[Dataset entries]
-- start --

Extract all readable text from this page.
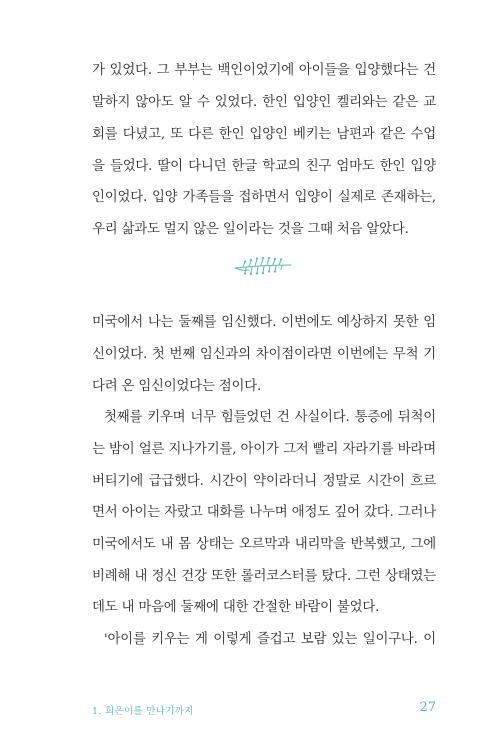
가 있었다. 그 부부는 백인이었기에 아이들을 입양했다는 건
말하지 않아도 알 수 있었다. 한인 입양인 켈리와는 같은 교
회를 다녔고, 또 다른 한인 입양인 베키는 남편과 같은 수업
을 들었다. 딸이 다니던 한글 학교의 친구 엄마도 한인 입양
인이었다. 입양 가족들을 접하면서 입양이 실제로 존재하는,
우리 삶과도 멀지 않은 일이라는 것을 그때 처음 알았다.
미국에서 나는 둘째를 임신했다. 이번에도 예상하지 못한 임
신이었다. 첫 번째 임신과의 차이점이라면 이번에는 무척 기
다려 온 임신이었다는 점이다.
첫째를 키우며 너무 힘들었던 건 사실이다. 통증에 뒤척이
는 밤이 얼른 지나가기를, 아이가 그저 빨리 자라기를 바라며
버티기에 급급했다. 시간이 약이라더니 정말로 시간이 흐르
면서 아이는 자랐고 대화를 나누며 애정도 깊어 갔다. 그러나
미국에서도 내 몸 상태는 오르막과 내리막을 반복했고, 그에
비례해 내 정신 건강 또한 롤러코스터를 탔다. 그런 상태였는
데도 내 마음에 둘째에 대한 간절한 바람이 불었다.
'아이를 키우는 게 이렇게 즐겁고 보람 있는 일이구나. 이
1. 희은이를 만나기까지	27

-- end --
-- start --

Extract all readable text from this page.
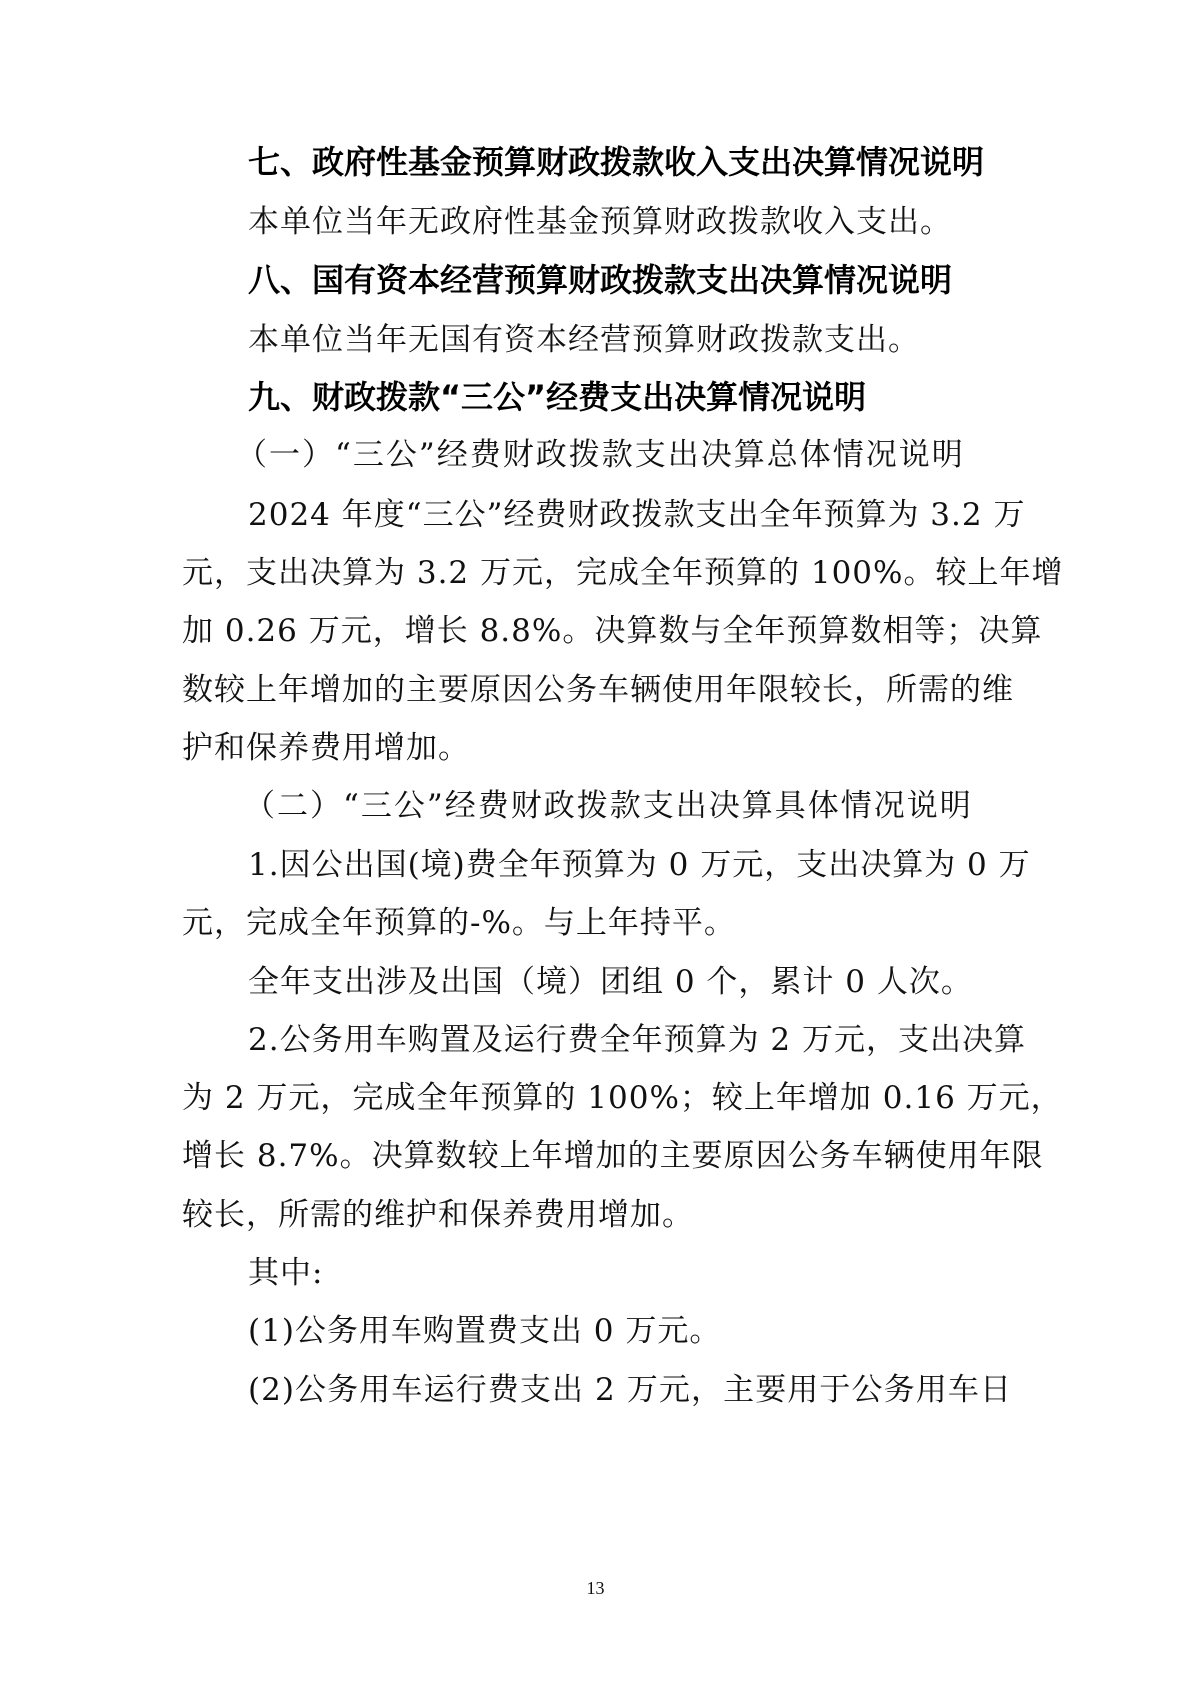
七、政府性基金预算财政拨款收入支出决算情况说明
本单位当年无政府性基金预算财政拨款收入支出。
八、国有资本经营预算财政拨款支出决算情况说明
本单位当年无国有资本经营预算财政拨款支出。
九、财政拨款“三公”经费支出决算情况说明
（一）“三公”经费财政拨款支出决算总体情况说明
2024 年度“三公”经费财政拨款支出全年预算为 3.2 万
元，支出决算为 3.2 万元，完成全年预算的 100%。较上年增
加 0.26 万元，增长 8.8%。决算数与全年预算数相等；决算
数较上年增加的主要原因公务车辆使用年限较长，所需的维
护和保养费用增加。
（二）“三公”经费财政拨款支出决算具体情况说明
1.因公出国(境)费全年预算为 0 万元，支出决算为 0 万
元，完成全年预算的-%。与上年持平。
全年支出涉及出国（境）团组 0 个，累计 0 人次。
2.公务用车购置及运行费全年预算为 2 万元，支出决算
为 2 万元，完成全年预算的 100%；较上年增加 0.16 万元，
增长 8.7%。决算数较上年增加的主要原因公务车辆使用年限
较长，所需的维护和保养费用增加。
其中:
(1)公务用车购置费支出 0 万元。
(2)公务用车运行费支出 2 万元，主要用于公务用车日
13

-- end --
-- start --

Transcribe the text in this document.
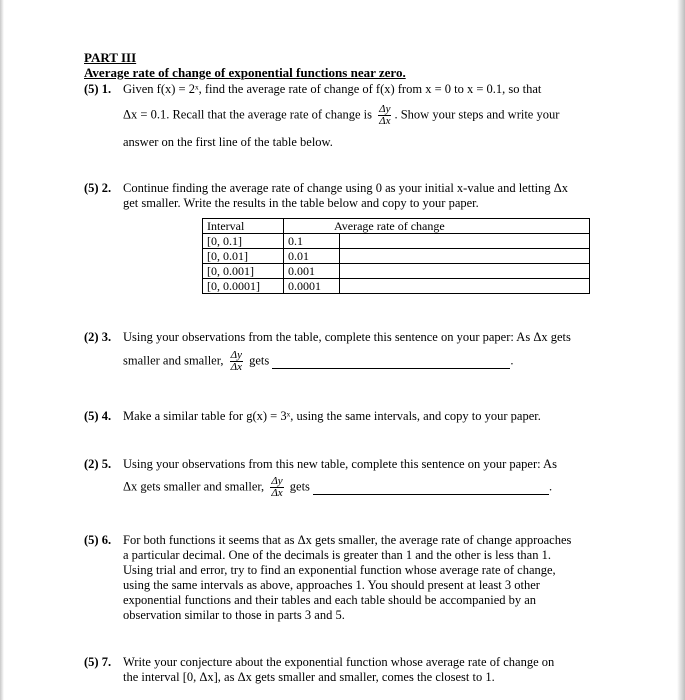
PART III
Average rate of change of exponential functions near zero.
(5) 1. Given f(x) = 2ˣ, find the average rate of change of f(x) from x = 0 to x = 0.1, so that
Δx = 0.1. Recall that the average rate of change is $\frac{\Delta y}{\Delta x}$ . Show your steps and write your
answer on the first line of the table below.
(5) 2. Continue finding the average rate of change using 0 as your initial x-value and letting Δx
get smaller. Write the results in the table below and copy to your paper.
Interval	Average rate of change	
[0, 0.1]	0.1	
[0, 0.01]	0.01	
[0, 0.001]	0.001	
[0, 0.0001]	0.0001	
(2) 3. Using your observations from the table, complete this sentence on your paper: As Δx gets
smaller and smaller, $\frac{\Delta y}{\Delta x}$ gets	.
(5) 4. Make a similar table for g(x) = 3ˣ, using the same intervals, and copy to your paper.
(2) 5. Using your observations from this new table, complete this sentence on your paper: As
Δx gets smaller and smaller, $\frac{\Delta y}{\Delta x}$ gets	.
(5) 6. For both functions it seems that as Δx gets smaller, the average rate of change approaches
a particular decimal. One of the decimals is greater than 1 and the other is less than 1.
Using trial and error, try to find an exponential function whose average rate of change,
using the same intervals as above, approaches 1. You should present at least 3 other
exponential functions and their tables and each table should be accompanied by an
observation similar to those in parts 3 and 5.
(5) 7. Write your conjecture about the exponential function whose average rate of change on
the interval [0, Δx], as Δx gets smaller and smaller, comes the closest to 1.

-- end --

From the entries, report each line that includes the word "frac".

*OUTPUT OF THE TASK*.
Δx = 0.1. Recall that the average rate of change is $\frac{\Delta y}{\Delta x}$ . Show your steps and write your
smaller and smaller, $\frac{\Delta y}{\Delta x}$ gets	.
Δx gets smaller and smaller, $\frac{\Delta y}{\Delta x}$ gets	.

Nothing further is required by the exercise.